## TASK STATEMENT
Set down the final stretch of the data, from the line that holds "Transcribe this image's" through the last line, both included, with pictures left out.
── TASK INPUT ──
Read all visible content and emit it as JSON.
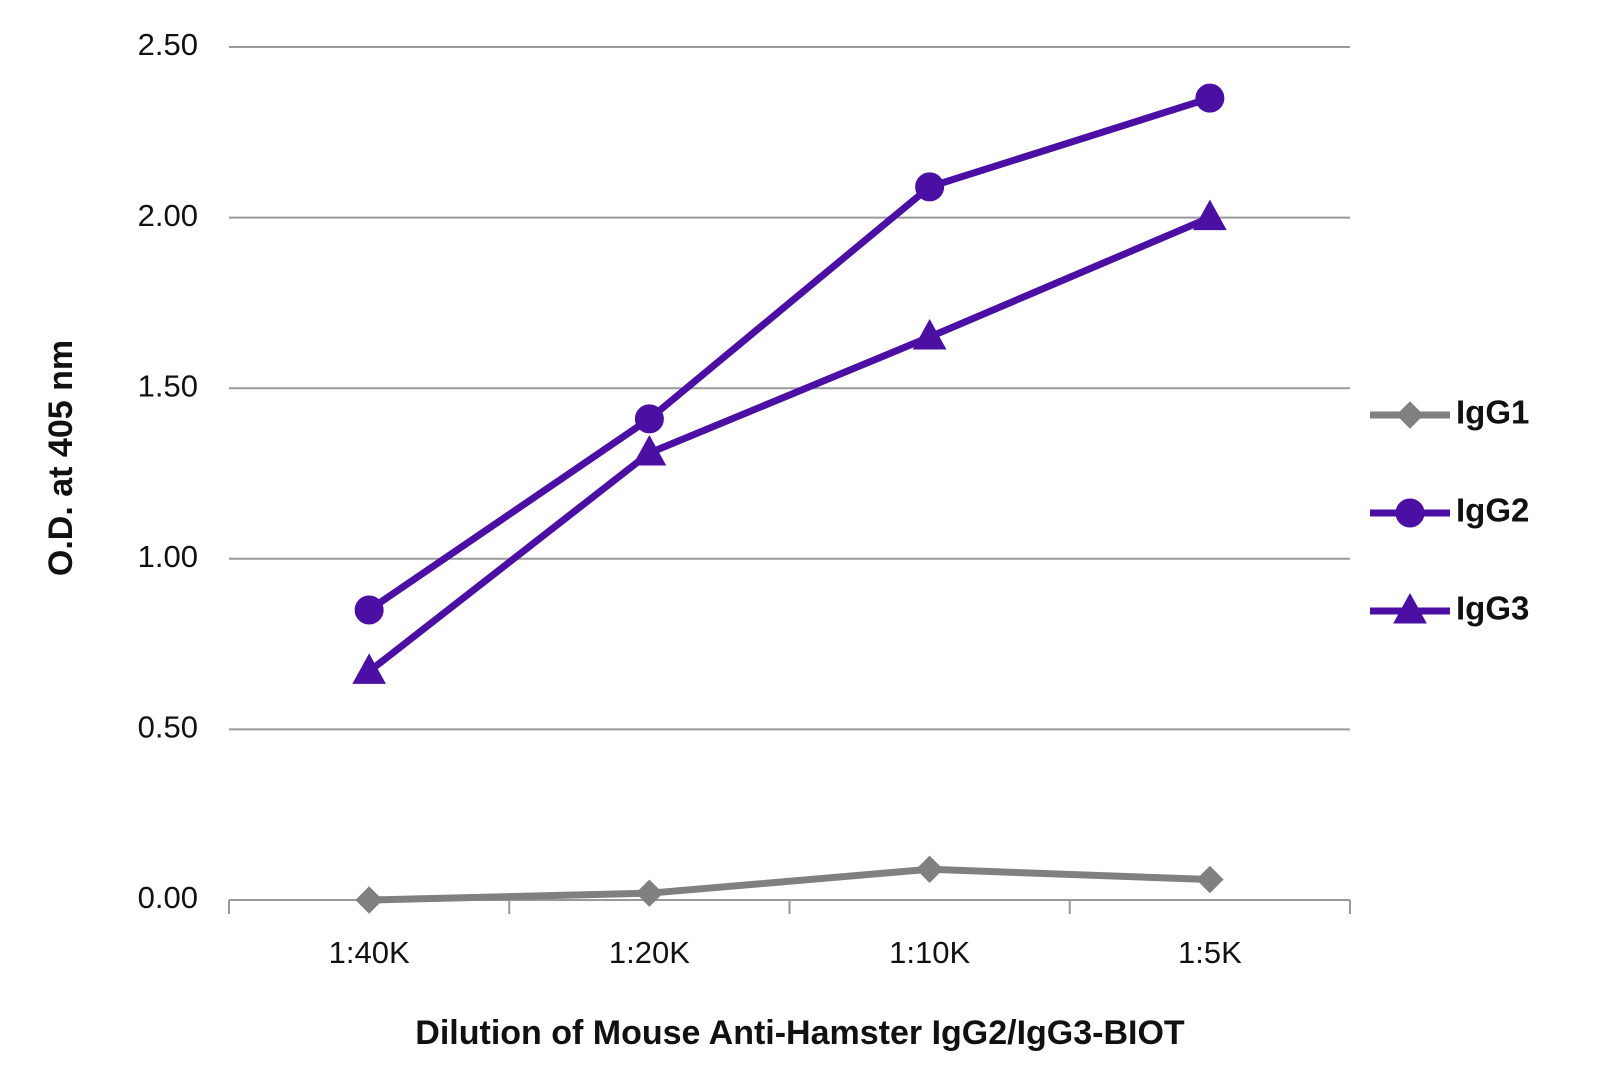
{
  "chart_data": {
    "type": "line",
    "x_label": "Dilution of Mouse Anti-Hamster IgG2/IgG3-BIOT",
    "y_label": "O.D. at 405 nm",
    "categories": [
      "1:40K",
      "1:20K",
      "1:10K",
      "1:5K"
    ],
    "series": [
      {
        "name": "IgG1",
        "color": "#808080",
        "marker": "diamond",
        "values": [
          0.0,
          0.02,
          0.09,
          0.06
        ]
      },
      {
        "name": "IgG2",
        "color": "#4b0fa3",
        "marker": "circle",
        "values": [
          0.85,
          1.41,
          2.09,
          2.35
        ]
      },
      {
        "name": "IgG3",
        "color": "#4b0fa3",
        "marker": "triangle",
        "values": [
          0.67,
          1.31,
          1.65,
          2.0
        ]
      }
    ],
    "ylim": [
      0,
      2.5
    ],
    "yticks": [
      {
        "value": 0,
        "label": "0.00"
      },
      {
        "value": 0.5,
        "label": "0.50"
      },
      {
        "value": 1,
        "label": "1.00"
      },
      {
        "value": 1.5,
        "label": "1.50"
      },
      {
        "value": 2,
        "label": "2.00"
      },
      {
        "value": 2.5,
        "label": "2.50"
      }
    ],
    "grid": true,
    "legend": "right"
  }
}
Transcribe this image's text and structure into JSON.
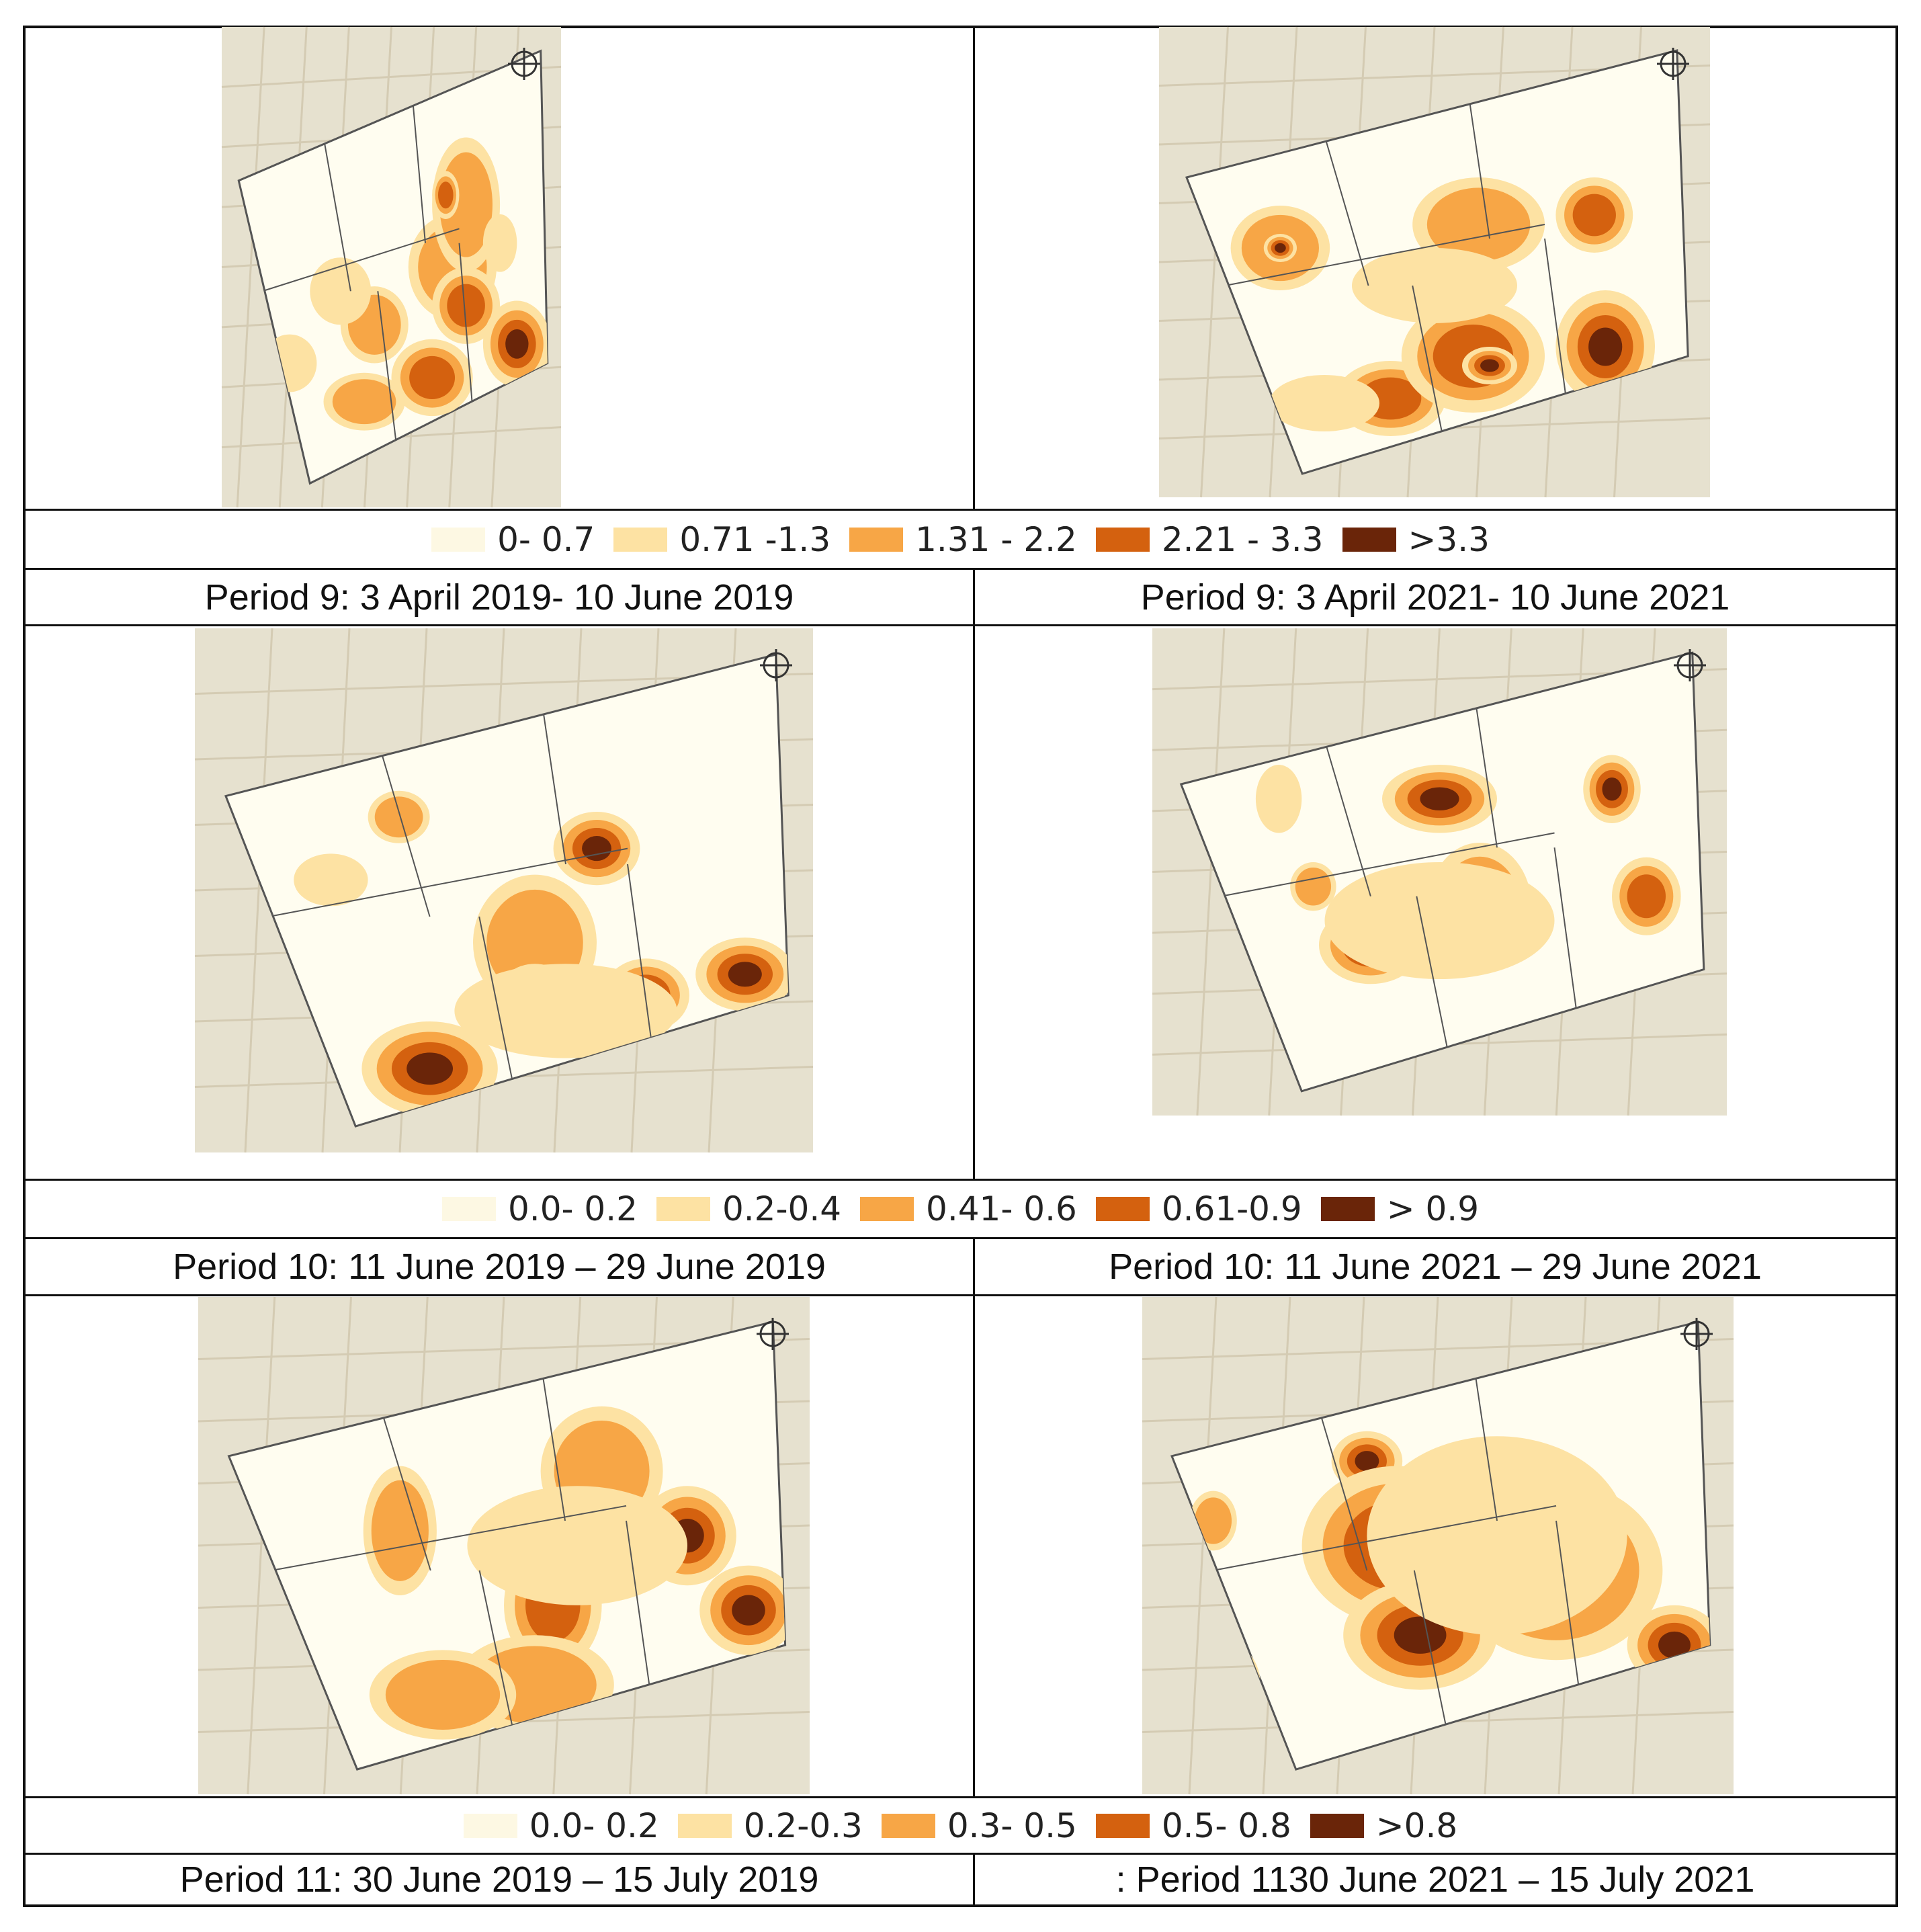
{
  "colors": {
    "class1": "#fdf8e3",
    "class2": "#fde2a3",
    "class3": "#f7a646",
    "class4": "#d4610f",
    "class5": "#6a2509",
    "basemap": "#e6e1cf",
    "study_area": "#fffdf0"
  },
  "rows": [
    {
      "legend": [
        "0- 0.7",
        "0.71 -1.3",
        "1.31 - 2.2",
        "2.21 - 3.3",
        ">3.3"
      ],
      "captions": [
        "Period 9: 3 April 2019- 10 June 2019",
        "Period 9: 3 April 2021- 10 June 2021"
      ]
    },
    {
      "legend": [
        "0.0- 0.2",
        "0.2-0.4",
        "0.41- 0.6",
        "0.61-0.9",
        "> 0.9"
      ],
      "captions": [
        "Period 10: 11 June 2019 – 29 June 2019",
        "Period 10: 11 June 2021 – 29 June 2021"
      ]
    },
    {
      "legend": [
        "0.0- 0.2",
        "0.2-0.3",
        "0.3- 0.5",
        "0.5- 0.8",
        ">0.8"
      ],
      "captions": [
        "Period 11: 30 June 2019 – 15 July 2019",
        ": Period 1130 June 2021 – 15 July 2021"
      ]
    }
  ],
  "maps": [
    {
      "icon": "north-arrow-icon"
    }
  ]
}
───
## OUTPUT OF THE EXERCISE
Transcribe this image's text and structure into JSON.
{
  "colors": {
    "class1": "#fdf8e3",
    "class2": "#fde2a3",
    "class3": "#f7a646",
    "class4": "#d4610f",
    "class5": "#6a2509",
    "basemap": "#e6e1cf",
    "study_area": "#fffdf0"
  },
  "rows": [
    {
      "legend": [
        "0- 0.7",
        "0.71 -1.3",
        "1.31 - 2.2",
        "2.21 - 3.3",
        ">3.3"
      ],
      "captions": [
        "Period 9: 3 April 2019- 10 June 2019",
        "Period 9: 3 April 2021- 10 June 2021"
      ]
    },
    {
      "legend": [
        "0.0- 0.2",
        "0.2-0.4",
        "0.41- 0.6",
        "0.61-0.9",
        "> 0.9"
      ],
      "captions": [
        "Period 10: 11 June 2019 – 29 June 2019",
        "Period 10: 11 June 2021 – 29 June 2021"
      ]
    },
    {
      "legend": [
        "0.0- 0.2",
        "0.2-0.3",
        "0.3- 0.5",
        "0.5- 0.8",
        ">0.8"
      ],
      "captions": [
        "Period 11: 30 June 2019 – 15 July 2019",
        ": Period 1130 June 2021 – 15 July 2021"
      ]
    }
  ],
  "maps": [
    {
      "icon": "north-arrow-icon"
    }
  ]
}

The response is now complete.